Write the material out again, line by line, exactly as it is.

· · · ·

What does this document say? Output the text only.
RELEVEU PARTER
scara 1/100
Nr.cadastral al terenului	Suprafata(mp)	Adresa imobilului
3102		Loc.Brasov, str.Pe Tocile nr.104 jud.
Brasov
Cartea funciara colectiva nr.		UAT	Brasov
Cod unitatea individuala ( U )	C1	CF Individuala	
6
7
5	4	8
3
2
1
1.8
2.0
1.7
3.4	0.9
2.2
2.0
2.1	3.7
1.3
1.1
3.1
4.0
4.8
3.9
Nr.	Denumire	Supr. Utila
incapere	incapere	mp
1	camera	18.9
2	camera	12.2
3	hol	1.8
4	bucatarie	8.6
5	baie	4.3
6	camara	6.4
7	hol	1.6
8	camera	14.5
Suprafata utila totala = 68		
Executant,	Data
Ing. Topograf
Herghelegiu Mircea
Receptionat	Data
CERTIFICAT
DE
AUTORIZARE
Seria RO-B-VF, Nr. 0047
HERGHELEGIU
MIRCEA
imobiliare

· · · ·

* **Task response**:
What does this document say? Output the text only.
RELEVEU PARTER
scara 1/100
Nr.cadastral al terenului	Suprafata(mp)	Adresa imobilului
3102		Loc.Brasov, str.Pe Tocile nr.104 jud.
Brasov
Cartea funciara colectiva nr.		UAT	Brasov
Cod unitatea individuala ( U )	C1	CF Individuala	
6
7
5	4	8
3
2
1
1.8
2.0
1.7
3.4	0.9
2.2
2.0
2.1	3.7
1.3
1.1
3.1
4.0
4.8
3.9
Nr.	Denumire	Supr. Utila
incapere	incapere	mp
1	camera	18.9
2	camera	12.2
3	hol	1.8
4	bucatarie	8.6
5	baie	4.3
6	camara	6.4
7	hol	1.6
8	camera	14.5
Suprafata utila totala = 68		
Executant,	Data
Ing. Topograf
Herghelegiu Mircea
Receptionat	Data
CERTIFICAT
DE
AUTORIZARE
Seria RO-B-VF, Nr. 0047
HERGHELEGIU
MIRCEA
imobiliare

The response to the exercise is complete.